Dataset rows about figures →
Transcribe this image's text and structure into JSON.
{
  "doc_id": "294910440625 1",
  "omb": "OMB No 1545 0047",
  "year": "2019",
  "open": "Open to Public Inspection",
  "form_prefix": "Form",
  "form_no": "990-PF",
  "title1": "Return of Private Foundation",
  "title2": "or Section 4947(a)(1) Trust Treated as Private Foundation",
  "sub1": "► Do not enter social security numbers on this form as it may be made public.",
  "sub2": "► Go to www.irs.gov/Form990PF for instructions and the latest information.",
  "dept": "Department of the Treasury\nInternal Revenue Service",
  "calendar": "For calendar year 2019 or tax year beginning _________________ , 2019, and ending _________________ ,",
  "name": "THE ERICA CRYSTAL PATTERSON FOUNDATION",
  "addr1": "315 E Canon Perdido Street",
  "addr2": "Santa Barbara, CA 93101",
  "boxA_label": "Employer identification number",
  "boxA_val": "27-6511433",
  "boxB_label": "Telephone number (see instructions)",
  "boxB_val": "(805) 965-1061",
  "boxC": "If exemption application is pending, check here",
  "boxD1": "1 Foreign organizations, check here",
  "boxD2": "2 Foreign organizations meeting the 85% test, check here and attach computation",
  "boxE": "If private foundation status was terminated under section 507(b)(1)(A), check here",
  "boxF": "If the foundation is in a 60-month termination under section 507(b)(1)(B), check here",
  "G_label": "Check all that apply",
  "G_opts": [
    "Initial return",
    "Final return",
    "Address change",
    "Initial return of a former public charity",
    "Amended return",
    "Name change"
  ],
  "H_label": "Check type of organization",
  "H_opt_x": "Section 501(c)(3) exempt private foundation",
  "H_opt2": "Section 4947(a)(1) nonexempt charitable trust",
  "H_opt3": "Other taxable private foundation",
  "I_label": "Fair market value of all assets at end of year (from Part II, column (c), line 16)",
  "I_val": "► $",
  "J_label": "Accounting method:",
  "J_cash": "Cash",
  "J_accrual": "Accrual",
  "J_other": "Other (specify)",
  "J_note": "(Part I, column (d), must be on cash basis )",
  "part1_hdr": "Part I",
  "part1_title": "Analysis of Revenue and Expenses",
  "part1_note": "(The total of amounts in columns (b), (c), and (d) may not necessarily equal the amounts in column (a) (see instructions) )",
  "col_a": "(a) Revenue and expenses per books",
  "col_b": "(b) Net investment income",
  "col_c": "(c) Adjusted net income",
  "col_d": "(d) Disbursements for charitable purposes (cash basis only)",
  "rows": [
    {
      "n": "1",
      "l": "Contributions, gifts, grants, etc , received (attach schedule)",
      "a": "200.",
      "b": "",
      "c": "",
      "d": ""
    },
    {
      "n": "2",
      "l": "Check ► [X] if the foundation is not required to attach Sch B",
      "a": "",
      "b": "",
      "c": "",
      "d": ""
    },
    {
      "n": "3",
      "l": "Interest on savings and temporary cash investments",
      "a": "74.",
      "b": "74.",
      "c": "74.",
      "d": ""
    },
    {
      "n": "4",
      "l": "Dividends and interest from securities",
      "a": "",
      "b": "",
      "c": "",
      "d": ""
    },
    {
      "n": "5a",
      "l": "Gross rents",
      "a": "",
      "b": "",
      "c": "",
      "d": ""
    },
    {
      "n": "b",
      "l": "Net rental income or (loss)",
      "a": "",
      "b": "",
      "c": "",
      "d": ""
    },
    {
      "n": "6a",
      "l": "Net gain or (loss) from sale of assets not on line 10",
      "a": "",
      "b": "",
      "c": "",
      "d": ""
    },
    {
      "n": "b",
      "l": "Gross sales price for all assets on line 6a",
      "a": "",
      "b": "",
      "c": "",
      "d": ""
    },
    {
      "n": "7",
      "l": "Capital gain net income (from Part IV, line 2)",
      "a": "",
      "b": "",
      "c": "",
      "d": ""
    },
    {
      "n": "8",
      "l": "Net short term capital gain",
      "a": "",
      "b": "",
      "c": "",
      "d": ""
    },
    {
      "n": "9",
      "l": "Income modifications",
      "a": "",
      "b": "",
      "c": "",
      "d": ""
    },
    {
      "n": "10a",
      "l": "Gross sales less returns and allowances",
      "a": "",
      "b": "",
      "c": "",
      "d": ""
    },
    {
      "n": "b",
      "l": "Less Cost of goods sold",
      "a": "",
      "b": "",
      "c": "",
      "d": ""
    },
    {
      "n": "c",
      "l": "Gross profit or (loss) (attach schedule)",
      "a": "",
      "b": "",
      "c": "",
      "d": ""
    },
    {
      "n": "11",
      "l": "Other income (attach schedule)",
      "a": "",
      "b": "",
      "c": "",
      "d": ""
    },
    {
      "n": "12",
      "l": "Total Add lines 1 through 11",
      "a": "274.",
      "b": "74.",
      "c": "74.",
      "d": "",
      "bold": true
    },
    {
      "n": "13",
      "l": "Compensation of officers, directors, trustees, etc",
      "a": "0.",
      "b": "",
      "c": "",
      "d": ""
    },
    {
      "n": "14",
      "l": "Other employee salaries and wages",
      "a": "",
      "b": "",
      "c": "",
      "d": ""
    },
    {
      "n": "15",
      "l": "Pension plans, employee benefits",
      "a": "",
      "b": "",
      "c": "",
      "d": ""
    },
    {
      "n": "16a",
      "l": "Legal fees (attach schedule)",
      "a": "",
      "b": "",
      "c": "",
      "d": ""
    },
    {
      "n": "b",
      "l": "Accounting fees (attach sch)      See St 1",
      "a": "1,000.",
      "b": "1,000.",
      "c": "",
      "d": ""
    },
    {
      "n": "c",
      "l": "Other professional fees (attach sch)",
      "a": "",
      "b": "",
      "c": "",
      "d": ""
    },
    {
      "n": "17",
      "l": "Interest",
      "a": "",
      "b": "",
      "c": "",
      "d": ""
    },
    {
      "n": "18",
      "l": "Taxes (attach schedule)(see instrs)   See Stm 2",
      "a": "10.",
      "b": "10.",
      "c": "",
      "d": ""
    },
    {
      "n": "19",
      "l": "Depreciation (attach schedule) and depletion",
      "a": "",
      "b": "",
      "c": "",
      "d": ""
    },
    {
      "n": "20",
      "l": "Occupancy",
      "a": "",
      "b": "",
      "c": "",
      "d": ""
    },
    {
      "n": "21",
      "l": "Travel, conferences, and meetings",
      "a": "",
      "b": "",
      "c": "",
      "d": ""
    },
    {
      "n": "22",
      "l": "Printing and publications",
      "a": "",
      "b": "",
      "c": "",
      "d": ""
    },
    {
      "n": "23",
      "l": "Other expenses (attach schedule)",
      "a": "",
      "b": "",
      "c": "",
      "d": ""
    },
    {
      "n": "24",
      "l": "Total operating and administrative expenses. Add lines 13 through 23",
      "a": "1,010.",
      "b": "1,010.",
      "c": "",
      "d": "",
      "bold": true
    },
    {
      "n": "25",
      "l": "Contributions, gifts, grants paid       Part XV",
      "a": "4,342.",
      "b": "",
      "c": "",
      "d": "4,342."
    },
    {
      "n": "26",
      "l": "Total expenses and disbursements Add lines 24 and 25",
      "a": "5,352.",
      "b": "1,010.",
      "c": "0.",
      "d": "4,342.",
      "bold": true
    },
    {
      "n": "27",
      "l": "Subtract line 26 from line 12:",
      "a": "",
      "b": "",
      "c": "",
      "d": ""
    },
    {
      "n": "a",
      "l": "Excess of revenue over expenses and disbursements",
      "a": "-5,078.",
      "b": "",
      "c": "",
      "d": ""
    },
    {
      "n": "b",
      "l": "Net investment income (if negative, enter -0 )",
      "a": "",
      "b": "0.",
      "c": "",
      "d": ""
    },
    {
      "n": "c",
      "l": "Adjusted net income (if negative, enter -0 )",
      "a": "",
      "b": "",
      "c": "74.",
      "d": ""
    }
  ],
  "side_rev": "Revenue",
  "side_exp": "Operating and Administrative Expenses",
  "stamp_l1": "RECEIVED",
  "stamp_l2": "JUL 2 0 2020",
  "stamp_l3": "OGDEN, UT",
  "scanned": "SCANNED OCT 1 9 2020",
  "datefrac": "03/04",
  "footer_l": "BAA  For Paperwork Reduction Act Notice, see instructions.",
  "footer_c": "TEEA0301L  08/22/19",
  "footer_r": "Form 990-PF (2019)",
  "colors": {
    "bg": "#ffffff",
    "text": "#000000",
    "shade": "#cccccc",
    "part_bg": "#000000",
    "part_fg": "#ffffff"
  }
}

WHAT YOU WILL DO → Scan the entries above for the word "negative" and collect each line holding it.

COMPLETE OUTPUT →
      "l": "Net investment income (if negative, enter -0 )",
      "l": "Adjusted net income (if negative, enter -0 )",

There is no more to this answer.